Written problem:
Restate the entries below word for word, omitting nothing.

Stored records

**********

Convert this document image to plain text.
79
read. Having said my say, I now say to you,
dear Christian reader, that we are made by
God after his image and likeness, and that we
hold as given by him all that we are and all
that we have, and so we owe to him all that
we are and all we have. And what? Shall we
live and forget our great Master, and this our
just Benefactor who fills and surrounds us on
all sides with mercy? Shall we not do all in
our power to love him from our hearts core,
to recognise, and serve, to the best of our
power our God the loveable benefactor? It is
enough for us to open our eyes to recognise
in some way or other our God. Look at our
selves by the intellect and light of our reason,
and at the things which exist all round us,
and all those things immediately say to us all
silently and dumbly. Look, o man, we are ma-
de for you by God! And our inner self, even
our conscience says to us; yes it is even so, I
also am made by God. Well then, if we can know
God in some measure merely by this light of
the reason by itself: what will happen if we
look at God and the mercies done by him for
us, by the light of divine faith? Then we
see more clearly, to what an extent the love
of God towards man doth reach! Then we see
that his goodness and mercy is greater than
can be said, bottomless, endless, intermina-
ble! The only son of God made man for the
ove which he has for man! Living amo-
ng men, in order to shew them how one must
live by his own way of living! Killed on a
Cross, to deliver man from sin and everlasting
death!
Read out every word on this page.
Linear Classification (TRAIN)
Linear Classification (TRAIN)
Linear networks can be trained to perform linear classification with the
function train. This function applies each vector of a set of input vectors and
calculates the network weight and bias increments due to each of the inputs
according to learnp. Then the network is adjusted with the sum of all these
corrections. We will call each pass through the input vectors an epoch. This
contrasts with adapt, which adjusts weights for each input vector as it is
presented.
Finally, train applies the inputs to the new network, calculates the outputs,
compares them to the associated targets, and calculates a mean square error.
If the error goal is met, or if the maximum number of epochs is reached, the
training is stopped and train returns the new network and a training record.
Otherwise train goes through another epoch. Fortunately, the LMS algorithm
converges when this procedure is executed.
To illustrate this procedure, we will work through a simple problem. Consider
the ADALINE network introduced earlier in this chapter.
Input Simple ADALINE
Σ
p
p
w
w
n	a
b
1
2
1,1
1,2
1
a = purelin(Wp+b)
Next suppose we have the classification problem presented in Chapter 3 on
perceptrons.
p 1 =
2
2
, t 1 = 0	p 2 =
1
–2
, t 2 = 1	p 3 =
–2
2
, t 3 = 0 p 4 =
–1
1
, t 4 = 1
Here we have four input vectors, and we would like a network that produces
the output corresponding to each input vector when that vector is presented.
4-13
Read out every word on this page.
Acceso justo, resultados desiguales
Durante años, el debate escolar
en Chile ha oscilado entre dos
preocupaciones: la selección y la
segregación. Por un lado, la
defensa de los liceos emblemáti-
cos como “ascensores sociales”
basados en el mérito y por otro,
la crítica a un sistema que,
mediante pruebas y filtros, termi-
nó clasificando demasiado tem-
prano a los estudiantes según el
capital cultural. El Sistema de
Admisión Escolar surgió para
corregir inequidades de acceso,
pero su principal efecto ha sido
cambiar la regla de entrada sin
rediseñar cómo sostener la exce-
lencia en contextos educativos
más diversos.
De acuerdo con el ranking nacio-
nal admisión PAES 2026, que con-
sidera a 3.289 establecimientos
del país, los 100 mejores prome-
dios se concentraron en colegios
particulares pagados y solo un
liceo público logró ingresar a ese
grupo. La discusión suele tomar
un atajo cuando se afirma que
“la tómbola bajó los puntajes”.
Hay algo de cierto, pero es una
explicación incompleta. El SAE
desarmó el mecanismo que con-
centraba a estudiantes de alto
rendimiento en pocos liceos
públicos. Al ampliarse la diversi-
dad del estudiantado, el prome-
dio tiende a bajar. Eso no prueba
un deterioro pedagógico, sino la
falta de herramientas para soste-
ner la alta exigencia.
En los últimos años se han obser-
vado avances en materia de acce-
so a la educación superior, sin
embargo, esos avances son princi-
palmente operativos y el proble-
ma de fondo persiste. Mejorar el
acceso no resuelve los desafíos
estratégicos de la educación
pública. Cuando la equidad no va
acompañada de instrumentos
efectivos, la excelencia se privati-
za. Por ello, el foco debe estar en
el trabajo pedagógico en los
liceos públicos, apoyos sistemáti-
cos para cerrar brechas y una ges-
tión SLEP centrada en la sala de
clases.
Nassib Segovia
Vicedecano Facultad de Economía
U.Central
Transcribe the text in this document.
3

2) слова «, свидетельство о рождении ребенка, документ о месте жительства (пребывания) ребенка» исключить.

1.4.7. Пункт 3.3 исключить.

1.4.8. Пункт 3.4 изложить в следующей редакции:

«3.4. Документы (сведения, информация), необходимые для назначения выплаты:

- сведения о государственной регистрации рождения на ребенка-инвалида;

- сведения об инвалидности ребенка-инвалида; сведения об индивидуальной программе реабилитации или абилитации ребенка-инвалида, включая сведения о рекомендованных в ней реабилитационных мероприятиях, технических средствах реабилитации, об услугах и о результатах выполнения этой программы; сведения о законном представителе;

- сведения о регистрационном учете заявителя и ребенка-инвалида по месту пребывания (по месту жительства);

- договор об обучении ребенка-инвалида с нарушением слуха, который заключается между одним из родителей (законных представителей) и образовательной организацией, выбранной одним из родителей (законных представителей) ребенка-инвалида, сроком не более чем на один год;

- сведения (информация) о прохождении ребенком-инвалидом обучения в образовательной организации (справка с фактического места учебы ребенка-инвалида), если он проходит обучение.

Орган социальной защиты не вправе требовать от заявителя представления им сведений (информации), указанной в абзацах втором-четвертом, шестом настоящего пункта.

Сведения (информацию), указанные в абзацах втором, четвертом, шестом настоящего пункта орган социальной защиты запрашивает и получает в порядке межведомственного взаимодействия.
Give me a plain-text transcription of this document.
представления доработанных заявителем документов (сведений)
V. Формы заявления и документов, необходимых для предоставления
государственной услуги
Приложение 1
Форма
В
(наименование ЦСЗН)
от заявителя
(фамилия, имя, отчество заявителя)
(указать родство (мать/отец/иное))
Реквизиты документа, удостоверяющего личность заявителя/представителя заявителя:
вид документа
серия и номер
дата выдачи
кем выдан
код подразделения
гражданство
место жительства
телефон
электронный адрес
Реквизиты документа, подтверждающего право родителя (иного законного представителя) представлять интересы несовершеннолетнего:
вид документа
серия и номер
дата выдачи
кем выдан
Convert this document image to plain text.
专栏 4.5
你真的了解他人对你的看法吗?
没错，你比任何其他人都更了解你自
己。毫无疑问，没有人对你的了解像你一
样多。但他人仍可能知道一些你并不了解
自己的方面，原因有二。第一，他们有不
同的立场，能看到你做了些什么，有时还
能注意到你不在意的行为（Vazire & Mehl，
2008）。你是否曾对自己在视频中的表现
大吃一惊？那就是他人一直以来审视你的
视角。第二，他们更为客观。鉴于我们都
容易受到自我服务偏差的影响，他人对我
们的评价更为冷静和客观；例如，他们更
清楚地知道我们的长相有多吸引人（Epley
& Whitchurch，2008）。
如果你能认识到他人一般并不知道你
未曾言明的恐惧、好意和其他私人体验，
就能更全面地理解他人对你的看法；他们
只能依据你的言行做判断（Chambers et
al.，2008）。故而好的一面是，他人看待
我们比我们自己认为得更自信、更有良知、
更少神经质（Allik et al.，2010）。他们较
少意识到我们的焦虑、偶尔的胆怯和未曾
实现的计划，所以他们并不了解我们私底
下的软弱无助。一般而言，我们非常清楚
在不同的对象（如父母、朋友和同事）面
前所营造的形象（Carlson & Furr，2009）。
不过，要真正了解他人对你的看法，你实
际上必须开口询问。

**********

Expected output:
Convert this document image to plain text.
79
read. Having said my say, I now say to you,
dear Christian reader, that we are made by
God after his image and likeness, and that we
hold as given by him all that we are and all
that we have, and so we owe to him all that
we are and all we have. And what? Shall we
live and forget our great Master, and this our
just Benefactor who fills and surrounds us on
all sides with mercy? Shall we not do all in
our power to love him from our hearts core,
to recognise, and serve, to the best of our
power our God the loveable benefactor? It is
enough for us to open our eyes to recognise
in some way or other our God. Look at our
selves by the intellect and light of our reason,
and at the things which exist all round us,
and all those things immediately say to us all
silently and dumbly. Look, o man, we are ma-
de for you by God! And our inner self, even
our conscience says to us; yes it is even so, I
also am made by God. Well then, if we can know
God in some measure merely by this light of
the reason by itself: what will happen if we
look at God and the mercies done by him for
us, by the light of divine faith? Then we
see more clearly, to what an extent the love
of God towards man doth reach! Then we see
that his goodness and mercy is greater than
can be said, bottomless, endless, intermina-
ble! The only son of God made man for the
ove which he has for man! Living amo-
ng men, in order to shew them how one must
live by his own way of living! Killed on a
Cross, to deliver man from sin and everlasting
death!
Read out every word on this page.
Linear Classification (TRAIN)
Linear Classification (TRAIN)
Linear networks can be trained to perform linear classification with the
function train. This function applies each vector of a set of input vectors and
calculates the network weight and bias increments due to each of the inputs
according to learnp. Then the network is adjusted with the sum of all these
corrections. We will call each pass through the input vectors an epoch. This
contrasts with adapt, which adjusts weights for each input vector as it is
presented.
Finally, train applies the inputs to the new network, calculates the outputs,
compares them to the associated targets, and calculates a mean square error.
If the error goal is met, or if the maximum number of epochs is reached, the
training is stopped and train returns the new network and a training record.
Otherwise train goes through another epoch. Fortunately, the LMS algorithm
converges when this procedure is executed.
To illustrate this procedure, we will work through a simple problem. Consider
the ADALINE network introduced earlier in this chapter.
Input Simple ADALINE
Σ
p
p
w
w
n	a
b
1
2
1,1
1,2
1
a = purelin(Wp+b)
Next suppose we have the classification problem presented in Chapter 3 on
perceptrons.
p 1 =
2
2
, t 1 = 0	p 2 =
1
–2
, t 2 = 1	p 3 =
–2
2
, t 3 = 0 p 4 =
–1
1
, t 4 = 1
Here we have four input vectors, and we would like a network that produces
the output corresponding to each input vector when that vector is presented.
4-13
Read out every word on this page.
Acceso justo, resultados desiguales
Durante años, el debate escolar
en Chile ha oscilado entre dos
preocupaciones: la selección y la
segregación. Por un lado, la
defensa de los liceos emblemáti-
cos como “ascensores sociales”
basados en el mérito y por otro,
la crítica a un sistema que,
mediante pruebas y filtros, termi-
nó clasificando demasiado tem-
prano a los estudiantes según el
capital cultural. El Sistema de
Admisión Escolar surgió para
corregir inequidades de acceso,
pero su principal efecto ha sido
cambiar la regla de entrada sin
rediseñar cómo sostener la exce-
lencia en contextos educativos
más diversos.
De acuerdo con el ranking nacio-
nal admisión PAES 2026, que con-
sidera a 3.289 establecimientos
del país, los 100 mejores prome-
dios se concentraron en colegios
particulares pagados y solo un
liceo público logró ingresar a ese
grupo. La discusión suele tomar
un atajo cuando se afirma que
“la tómbola bajó los puntajes”.
Hay algo de cierto, pero es una
explicación incompleta. El SAE
desarmó el mecanismo que con-
centraba a estudiantes de alto
rendimiento en pocos liceos
públicos. Al ampliarse la diversi-
dad del estudiantado, el prome-
dio tiende a bajar. Eso no prueba
un deterioro pedagógico, sino la
falta de herramientas para soste-
ner la alta exigencia.
En los últimos años se han obser-
vado avances en materia de acce-
so a la educación superior, sin
embargo, esos avances son princi-
palmente operativos y el proble-
ma de fondo persiste. Mejorar el
acceso no resuelve los desafíos
estratégicos de la educación
pública. Cuando la equidad no va
acompañada de instrumentos
efectivos, la excelencia se privati-
za. Por ello, el foco debe estar en
el trabajo pedagógico en los
liceos públicos, apoyos sistemáti-
cos para cerrar brechas y una ges-
tión SLEP centrada en la sala de
clases.
Nassib Segovia
Vicedecano Facultad de Economía
U.Central
Transcribe the text in this document.
3

2) слова «, свидетельство о рождении ребенка, документ о месте жительства (пребывания) ребенка» исключить.

1.4.7. Пункт 3.3 исключить.

1.4.8. Пункт 3.4 изложить в следующей редакции:

«3.4. Документы (сведения, информация), необходимые для назначения выплаты:

- сведения о государственной регистрации рождения на ребенка-инвалида;

- сведения об инвалидности ребенка-инвалида; сведения об индивидуальной программе реабилитации или абилитации ребенка-инвалида, включая сведения о рекомендованных в ней реабилитационных мероприятиях, технических средствах реабилитации, об услугах и о результатах выполнения этой программы; сведения о законном представителе;

- сведения о регистрационном учете заявителя и ребенка-инвалида по месту пребывания (по месту жительства);

- договор об обучении ребенка-инвалида с нарушением слуха, который заключается между одним из родителей (законных представителей) и образовательной организацией, выбранной одним из родителей (законных представителей) ребенка-инвалида, сроком не более чем на один год;

- сведения (информация) о прохождении ребенком-инвалидом обучения в образовательной организации (справка с фактического места учебы ребенка-инвалида), если он проходит обучение.

Орган социальной защиты не вправе требовать от заявителя представления им сведений (информации), указанной в абзацах втором-четвертом, шестом настоящего пункта.

Сведения (информацию), указанные в абзацах втором, четвертом, шестом настоящего пункта орган социальной защиты запрашивает и получает в порядке межведомственного взаимодействия.
Give me a plain-text transcription of this document.
представления доработанных заявителем документов (сведений)
V. Формы заявления и документов, необходимых для предоставления
государственной услуги
Приложение 1
Форма
В
(наименование ЦСЗН)
от заявителя
(фамилия, имя, отчество заявителя)
(указать родство (мать/отец/иное))
Реквизиты документа, удостоверяющего личность заявителя/представителя заявителя:
вид документа
серия и номер
дата выдачи
кем выдан
код подразделения
гражданство
место жительства
телефон
электронный адрес
Реквизиты документа, подтверждающего право родителя (иного законного представителя) представлять интересы несовершеннолетнего:
вид документа
серия и номер
дата выдачи
кем выдан
Convert this document image to plain text.
专栏 4.5
你真的了解他人对你的看法吗?
没错，你比任何其他人都更了解你自
己。毫无疑问，没有人对你的了解像你一
样多。但他人仍可能知道一些你并不了解
自己的方面，原因有二。第一，他们有不
同的立场，能看到你做了些什么，有时还
能注意到你不在意的行为（Vazire & Mehl，
2008）。你是否曾对自己在视频中的表现
大吃一惊？那就是他人一直以来审视你的
视角。第二，他们更为客观。鉴于我们都
容易受到自我服务偏差的影响，他人对我
们的评价更为冷静和客观；例如，他们更
清楚地知道我们的长相有多吸引人（Epley
& Whitchurch，2008）。
如果你能认识到他人一般并不知道你
未曾言明的恐惧、好意和其他私人体验，
就能更全面地理解他人对你的看法；他们
只能依据你的言行做判断（Chambers et
al.，2008）。故而好的一面是，他人看待
我们比我们自己认为得更自信、更有良知、
更少神经质（Allik et al.，2010）。他们较
少意识到我们的焦虑、偶尔的胆怯和未曾
实现的计划，所以他们并不了解我们私底
下的软弱无助。一般而言，我们非常清楚
在不同的对象（如父母、朋友和同事）面
前所营造的形象（Carlson & Furr，2009）。
不过，要真正了解他人对你的看法，你实
际上必须开口询问。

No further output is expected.